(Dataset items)
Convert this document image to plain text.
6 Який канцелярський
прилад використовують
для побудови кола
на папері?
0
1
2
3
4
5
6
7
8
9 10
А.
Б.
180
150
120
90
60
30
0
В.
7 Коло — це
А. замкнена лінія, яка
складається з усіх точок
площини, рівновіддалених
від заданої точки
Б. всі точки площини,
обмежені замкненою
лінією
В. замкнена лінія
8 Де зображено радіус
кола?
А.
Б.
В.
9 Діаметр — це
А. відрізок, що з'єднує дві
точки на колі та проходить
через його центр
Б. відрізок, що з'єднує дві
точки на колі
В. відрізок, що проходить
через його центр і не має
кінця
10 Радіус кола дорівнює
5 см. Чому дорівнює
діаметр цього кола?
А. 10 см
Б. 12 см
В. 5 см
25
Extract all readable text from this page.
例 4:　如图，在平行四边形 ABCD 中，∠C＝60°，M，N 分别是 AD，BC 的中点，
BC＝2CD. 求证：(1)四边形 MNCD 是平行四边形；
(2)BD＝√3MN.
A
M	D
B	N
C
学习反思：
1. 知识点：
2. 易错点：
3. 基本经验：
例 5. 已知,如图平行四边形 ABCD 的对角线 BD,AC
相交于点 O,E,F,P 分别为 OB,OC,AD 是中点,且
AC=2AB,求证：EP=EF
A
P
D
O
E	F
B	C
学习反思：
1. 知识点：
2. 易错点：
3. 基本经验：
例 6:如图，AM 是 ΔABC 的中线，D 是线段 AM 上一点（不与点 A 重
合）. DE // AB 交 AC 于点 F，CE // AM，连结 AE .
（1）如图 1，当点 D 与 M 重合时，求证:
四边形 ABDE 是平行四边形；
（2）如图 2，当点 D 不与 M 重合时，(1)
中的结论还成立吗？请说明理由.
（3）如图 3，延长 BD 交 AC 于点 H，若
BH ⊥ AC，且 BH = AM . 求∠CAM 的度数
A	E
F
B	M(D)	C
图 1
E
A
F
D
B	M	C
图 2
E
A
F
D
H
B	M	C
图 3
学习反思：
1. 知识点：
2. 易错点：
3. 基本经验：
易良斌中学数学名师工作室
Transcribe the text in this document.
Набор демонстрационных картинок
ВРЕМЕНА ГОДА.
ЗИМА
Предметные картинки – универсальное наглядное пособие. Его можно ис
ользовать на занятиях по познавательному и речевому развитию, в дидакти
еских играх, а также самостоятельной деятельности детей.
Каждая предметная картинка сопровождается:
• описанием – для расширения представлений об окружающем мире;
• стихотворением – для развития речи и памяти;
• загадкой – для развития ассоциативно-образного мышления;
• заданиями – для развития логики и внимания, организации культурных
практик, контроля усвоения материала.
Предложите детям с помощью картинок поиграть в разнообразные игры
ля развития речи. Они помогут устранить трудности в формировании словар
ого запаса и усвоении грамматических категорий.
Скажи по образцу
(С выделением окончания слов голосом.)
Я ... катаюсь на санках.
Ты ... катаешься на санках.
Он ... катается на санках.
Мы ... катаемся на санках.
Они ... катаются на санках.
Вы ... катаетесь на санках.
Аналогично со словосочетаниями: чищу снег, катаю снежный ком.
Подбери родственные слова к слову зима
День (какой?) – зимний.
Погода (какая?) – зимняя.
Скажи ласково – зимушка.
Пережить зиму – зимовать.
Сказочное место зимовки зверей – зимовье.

■ **Aim**:
Copy, from the material, each line that holds the string "його".

■ **Output below**:
через його центр
через його центр і не має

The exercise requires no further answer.